WHAT THE EXERCISE ASKS: Determine how many lines carry the word "application". Output that number only.

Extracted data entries

'''

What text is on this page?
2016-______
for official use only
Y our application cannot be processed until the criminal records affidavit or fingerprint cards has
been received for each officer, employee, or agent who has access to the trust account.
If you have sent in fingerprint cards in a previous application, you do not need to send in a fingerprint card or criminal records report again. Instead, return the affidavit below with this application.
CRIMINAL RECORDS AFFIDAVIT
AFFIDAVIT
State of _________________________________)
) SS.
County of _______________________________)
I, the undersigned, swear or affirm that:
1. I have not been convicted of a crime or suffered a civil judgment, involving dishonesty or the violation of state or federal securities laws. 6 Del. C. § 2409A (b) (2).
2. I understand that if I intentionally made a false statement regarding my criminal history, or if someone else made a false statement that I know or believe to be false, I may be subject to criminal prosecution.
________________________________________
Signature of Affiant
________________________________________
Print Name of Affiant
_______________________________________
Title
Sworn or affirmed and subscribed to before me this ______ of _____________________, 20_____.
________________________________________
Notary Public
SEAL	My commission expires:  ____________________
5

'''

OUTPUT OF THE TASK: 2